(What the exercise asks)
Extract all lines from the data beneath that include the word "this".

Entries with figure data:
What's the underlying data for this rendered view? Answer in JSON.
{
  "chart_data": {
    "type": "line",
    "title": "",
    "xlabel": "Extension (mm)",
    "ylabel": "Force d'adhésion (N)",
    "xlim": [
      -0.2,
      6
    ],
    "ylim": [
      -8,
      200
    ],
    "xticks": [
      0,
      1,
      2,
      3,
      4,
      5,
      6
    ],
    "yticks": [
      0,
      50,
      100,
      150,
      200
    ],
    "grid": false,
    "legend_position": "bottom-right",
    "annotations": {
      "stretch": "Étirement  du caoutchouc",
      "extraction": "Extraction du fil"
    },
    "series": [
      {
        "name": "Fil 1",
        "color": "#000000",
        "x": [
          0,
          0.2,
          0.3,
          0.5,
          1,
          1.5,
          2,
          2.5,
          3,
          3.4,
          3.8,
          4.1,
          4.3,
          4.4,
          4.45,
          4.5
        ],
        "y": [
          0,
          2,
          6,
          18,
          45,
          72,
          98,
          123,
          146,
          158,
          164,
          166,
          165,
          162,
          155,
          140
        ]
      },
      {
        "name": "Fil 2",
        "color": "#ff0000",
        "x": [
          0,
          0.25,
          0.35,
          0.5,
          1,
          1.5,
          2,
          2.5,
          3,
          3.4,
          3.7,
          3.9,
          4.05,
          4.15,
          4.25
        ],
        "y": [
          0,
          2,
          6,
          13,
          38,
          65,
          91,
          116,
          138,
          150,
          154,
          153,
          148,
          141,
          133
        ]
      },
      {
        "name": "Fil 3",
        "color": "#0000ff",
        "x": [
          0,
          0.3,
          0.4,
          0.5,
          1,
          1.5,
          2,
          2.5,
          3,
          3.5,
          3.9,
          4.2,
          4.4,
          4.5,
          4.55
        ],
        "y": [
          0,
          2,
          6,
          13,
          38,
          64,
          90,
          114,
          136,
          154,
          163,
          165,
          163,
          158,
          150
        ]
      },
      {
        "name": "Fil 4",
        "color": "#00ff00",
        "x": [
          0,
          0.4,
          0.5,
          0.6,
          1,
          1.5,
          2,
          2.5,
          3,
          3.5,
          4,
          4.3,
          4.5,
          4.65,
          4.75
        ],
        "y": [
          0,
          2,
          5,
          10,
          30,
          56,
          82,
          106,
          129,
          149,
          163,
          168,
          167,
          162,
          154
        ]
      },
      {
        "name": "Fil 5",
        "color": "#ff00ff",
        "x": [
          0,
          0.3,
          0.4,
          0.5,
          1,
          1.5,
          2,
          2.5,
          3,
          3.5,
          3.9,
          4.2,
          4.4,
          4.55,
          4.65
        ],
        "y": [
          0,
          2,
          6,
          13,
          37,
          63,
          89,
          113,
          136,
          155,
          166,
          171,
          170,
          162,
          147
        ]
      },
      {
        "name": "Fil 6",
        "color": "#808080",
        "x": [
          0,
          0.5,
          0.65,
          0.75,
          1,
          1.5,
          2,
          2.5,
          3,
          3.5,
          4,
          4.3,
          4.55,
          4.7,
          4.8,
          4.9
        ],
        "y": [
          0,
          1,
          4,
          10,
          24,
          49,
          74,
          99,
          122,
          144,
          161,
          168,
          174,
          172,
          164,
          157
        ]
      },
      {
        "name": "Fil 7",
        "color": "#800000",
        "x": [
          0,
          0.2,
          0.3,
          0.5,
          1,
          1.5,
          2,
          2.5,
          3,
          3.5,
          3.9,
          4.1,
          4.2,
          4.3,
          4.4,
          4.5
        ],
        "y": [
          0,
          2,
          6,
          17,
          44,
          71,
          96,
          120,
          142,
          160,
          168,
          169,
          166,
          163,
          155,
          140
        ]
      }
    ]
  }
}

--

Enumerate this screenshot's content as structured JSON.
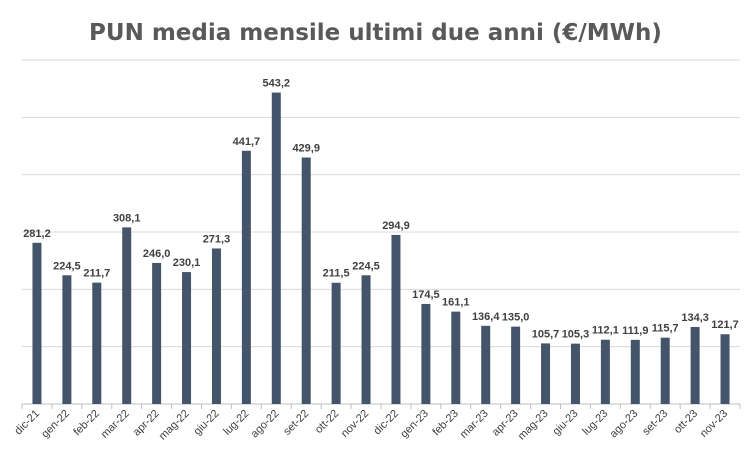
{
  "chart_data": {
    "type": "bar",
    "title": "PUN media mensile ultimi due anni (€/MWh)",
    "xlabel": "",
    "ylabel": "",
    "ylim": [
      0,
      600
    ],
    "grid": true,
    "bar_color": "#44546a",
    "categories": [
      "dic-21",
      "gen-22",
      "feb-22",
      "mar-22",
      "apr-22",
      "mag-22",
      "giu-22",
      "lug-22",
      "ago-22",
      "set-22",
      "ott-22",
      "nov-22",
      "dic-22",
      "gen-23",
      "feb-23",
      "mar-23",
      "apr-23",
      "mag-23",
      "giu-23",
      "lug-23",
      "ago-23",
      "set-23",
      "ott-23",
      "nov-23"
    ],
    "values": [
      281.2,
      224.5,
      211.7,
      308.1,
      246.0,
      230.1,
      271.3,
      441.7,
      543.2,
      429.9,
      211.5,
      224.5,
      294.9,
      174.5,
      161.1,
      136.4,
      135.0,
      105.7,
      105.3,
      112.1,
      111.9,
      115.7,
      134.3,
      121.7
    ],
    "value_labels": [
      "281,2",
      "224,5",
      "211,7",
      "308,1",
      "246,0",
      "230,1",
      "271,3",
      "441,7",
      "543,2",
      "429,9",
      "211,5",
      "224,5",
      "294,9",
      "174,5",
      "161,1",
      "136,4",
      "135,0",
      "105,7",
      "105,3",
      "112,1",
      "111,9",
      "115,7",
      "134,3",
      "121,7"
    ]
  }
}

(Problem solution)
What's the underlying data for this rendered view? Answer in JSON.
Enumerate this screenshot's content as structured JSON.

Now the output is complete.